* Set task:
Could you write out every entry exactly as it stands?

# # # # # # #

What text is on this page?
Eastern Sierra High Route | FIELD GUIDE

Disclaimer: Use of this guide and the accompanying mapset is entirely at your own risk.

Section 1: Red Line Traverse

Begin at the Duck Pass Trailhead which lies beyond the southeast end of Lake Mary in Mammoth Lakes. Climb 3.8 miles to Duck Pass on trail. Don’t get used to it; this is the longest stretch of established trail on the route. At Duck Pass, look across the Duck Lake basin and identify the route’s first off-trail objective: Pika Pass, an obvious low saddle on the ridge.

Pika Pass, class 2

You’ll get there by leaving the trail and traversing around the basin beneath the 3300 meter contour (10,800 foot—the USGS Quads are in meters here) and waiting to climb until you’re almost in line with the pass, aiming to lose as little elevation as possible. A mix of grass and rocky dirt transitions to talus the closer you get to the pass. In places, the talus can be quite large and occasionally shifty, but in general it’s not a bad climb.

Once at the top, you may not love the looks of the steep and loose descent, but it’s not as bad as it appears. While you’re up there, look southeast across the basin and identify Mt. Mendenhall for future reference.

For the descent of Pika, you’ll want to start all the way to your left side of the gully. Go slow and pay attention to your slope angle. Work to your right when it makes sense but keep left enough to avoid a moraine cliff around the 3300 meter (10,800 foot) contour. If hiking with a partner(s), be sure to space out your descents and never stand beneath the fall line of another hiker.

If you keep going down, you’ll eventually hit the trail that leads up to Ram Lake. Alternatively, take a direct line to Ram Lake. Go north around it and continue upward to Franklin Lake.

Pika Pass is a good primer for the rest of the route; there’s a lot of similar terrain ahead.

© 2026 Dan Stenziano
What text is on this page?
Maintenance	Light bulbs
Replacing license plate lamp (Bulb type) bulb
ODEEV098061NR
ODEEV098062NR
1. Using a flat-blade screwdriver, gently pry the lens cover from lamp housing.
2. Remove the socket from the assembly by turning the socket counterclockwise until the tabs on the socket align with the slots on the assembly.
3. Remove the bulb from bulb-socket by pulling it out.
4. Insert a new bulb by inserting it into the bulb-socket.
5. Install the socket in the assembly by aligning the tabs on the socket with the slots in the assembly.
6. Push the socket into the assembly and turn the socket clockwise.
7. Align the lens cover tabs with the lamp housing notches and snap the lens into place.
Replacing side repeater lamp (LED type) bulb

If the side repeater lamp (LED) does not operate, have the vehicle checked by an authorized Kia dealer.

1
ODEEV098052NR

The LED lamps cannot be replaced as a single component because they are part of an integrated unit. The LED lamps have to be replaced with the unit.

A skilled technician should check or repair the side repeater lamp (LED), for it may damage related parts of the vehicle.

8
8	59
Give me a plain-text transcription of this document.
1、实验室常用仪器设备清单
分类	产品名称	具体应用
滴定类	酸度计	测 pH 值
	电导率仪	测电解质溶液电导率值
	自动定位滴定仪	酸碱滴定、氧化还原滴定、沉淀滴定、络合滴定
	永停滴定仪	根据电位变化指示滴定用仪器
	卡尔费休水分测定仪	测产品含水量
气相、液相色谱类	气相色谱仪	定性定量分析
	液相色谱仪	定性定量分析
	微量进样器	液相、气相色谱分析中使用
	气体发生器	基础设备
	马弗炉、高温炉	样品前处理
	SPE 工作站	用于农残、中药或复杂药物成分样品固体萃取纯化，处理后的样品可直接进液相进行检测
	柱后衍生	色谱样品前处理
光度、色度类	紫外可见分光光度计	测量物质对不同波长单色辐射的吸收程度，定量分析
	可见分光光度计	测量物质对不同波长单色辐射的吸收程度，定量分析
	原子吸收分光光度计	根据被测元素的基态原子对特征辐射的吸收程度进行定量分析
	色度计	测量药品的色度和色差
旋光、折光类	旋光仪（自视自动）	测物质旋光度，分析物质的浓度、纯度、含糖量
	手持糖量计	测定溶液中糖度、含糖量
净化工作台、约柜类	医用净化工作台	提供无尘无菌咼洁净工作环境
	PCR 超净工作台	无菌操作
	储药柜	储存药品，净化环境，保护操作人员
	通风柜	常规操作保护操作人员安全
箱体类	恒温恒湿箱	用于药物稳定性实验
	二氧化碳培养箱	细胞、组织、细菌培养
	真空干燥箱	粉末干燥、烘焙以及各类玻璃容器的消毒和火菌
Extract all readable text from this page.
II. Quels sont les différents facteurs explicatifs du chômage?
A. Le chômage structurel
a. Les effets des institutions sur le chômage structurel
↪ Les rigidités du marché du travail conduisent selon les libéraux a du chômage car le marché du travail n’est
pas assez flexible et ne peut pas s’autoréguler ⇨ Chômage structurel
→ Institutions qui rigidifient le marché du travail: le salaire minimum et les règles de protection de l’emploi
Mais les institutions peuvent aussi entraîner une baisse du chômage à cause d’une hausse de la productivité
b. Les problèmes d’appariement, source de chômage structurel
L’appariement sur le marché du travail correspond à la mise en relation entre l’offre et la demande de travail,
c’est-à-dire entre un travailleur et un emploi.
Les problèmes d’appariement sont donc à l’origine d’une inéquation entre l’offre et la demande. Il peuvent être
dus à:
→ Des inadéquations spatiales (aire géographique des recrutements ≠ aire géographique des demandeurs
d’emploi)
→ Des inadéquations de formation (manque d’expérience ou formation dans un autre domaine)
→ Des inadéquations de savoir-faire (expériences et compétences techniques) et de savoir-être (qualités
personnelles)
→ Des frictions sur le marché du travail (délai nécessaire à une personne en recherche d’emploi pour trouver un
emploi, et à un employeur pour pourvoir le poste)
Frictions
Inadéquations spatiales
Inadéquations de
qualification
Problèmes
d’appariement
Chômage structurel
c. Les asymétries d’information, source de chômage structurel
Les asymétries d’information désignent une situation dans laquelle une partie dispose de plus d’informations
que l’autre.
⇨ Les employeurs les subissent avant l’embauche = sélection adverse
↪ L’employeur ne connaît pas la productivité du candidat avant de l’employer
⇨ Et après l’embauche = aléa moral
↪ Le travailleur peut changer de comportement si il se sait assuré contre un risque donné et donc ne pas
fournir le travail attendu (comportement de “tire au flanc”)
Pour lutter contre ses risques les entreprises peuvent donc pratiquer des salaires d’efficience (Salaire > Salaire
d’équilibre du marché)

# # # # # # #

* Finished exercise:
What text is on this page?
Eastern Sierra High Route | FIELD GUIDE

Disclaimer: Use of this guide and the accompanying mapset is entirely at your own risk.

Section 1: Red Line Traverse

Begin at the Duck Pass Trailhead which lies beyond the southeast end of Lake Mary in Mammoth Lakes. Climb 3.8 miles to Duck Pass on trail. Don’t get used to it; this is the longest stretch of established trail on the route. At Duck Pass, look across the Duck Lake basin and identify the route’s first off-trail objective: Pika Pass, an obvious low saddle on the ridge.

Pika Pass, class 2

You’ll get there by leaving the trail and traversing around the basin beneath the 3300 meter contour (10,800 foot—the USGS Quads are in meters here) and waiting to climb until you’re almost in line with the pass, aiming to lose as little elevation as possible. A mix of grass and rocky dirt transitions to talus the closer you get to the pass. In places, the talus can be quite large and occasionally shifty, but in general it’s not a bad climb.

Once at the top, you may not love the looks of the steep and loose descent, but it’s not as bad as it appears. While you’re up there, look southeast across the basin and identify Mt. Mendenhall for future reference.

For the descent of Pika, you’ll want to start all the way to your left side of the gully. Go slow and pay attention to your slope angle. Work to your right when it makes sense but keep left enough to avoid a moraine cliff around the 3300 meter (10,800 foot) contour. If hiking with a partner(s), be sure to space out your descents and never stand beneath the fall line of another hiker.

If you keep going down, you’ll eventually hit the trail that leads up to Ram Lake. Alternatively, take a direct line to Ram Lake. Go north around it and continue upward to Franklin Lake.

Pika Pass is a good primer for the rest of the route; there’s a lot of similar terrain ahead.

© 2026 Dan Stenziano
What text is on this page?
Maintenance	Light bulbs
Replacing license plate lamp (Bulb type) bulb
ODEEV098061NR
ODEEV098062NR
1. Using a flat-blade screwdriver, gently pry the lens cover from lamp housing.
2. Remove the socket from the assembly by turning the socket counterclockwise until the tabs on the socket align with the slots on the assembly.
3. Remove the bulb from bulb-socket by pulling it out.
4. Insert a new bulb by inserting it into the bulb-socket.
5. Install the socket in the assembly by aligning the tabs on the socket with the slots in the assembly.
6. Push the socket into the assembly and turn the socket clockwise.
7. Align the lens cover tabs with the lamp housing notches and snap the lens into place.
Replacing side repeater lamp (LED type) bulb

If the side repeater lamp (LED) does not operate, have the vehicle checked by an authorized Kia dealer.

1
ODEEV098052NR

The LED lamps cannot be replaced as a single component because they are part of an integrated unit. The LED lamps have to be replaced with the unit.

A skilled technician should check or repair the side repeater lamp (LED), for it may damage related parts of the vehicle.

8
8	59
Give me a plain-text transcription of this document.
1、实验室常用仪器设备清单
分类	产品名称	具体应用
滴定类	酸度计	测 pH 值
	电导率仪	测电解质溶液电导率值
	自动定位滴定仪	酸碱滴定、氧化还原滴定、沉淀滴定、络合滴定
	永停滴定仪	根据电位变化指示滴定用仪器
	卡尔费休水分测定仪	测产品含水量
气相、液相色谱类	气相色谱仪	定性定量分析
	液相色谱仪	定性定量分析
	微量进样器	液相、气相色谱分析中使用
	气体发生器	基础设备
	马弗炉、高温炉	样品前处理
	SPE 工作站	用于农残、中药或复杂药物成分样品固体萃取纯化，处理后的样品可直接进液相进行检测
	柱后衍生	色谱样品前处理
光度、色度类	紫外可见分光光度计	测量物质对不同波长单色辐射的吸收程度，定量分析
	可见分光光度计	测量物质对不同波长单色辐射的吸收程度，定量分析
	原子吸收分光光度计	根据被测元素的基态原子对特征辐射的吸收程度进行定量分析
	色度计	测量药品的色度和色差
旋光、折光类	旋光仪（自视自动）	测物质旋光度，分析物质的浓度、纯度、含糖量
	手持糖量计	测定溶液中糖度、含糖量
净化工作台、约柜类	医用净化工作台	提供无尘无菌咼洁净工作环境
	PCR 超净工作台	无菌操作
	储药柜	储存药品，净化环境，保护操作人员
	通风柜	常规操作保护操作人员安全
箱体类	恒温恒湿箱	用于药物稳定性实验
	二氧化碳培养箱	细胞、组织、细菌培养
	真空干燥箱	粉末干燥、烘焙以及各类玻璃容器的消毒和火菌
Extract all readable text from this page.
II. Quels sont les différents facteurs explicatifs du chômage?
A. Le chômage structurel
a. Les effets des institutions sur le chômage structurel
↪ Les rigidités du marché du travail conduisent selon les libéraux a du chômage car le marché du travail n’est
pas assez flexible et ne peut pas s’autoréguler ⇨ Chômage structurel
→ Institutions qui rigidifient le marché du travail: le salaire minimum et les règles de protection de l’emploi
Mais les institutions peuvent aussi entraîner une baisse du chômage à cause d’une hausse de la productivité
b. Les problèmes d’appariement, source de chômage structurel
L’appariement sur le marché du travail correspond à la mise en relation entre l’offre et la demande de travail,
c’est-à-dire entre un travailleur et un emploi.
Les problèmes d’appariement sont donc à l’origine d’une inéquation entre l’offre et la demande. Il peuvent être
dus à:
→ Des inadéquations spatiales (aire géographique des recrutements ≠ aire géographique des demandeurs
d’emploi)
→ Des inadéquations de formation (manque d’expérience ou formation dans un autre domaine)
→ Des inadéquations de savoir-faire (expériences et compétences techniques) et de savoir-être (qualités
personnelles)
→ Des frictions sur le marché du travail (délai nécessaire à une personne en recherche d’emploi pour trouver un
emploi, et à un employeur pour pourvoir le poste)
Frictions
Inadéquations spatiales
Inadéquations de
qualification
Problèmes
d’appariement
Chômage structurel
c. Les asymétries d’information, source de chômage structurel
Les asymétries d’information désignent une situation dans laquelle une partie dispose de plus d’informations
que l’autre.
⇨ Les employeurs les subissent avant l’embauche = sélection adverse
↪ L’employeur ne connaît pas la productivité du candidat avant de l’employer
⇨ Et après l’embauche = aléa moral
↪ Le travailleur peut changer de comportement si il se sait assuré contre un risque donné et donc ne pas
fournir le travail attendu (comportement de “tire au flanc”)
Pour lutter contre ses risques les entreprises peuvent donc pratiquer des salaires d’efficience (Salaire > Salaire
d’équilibre du marché)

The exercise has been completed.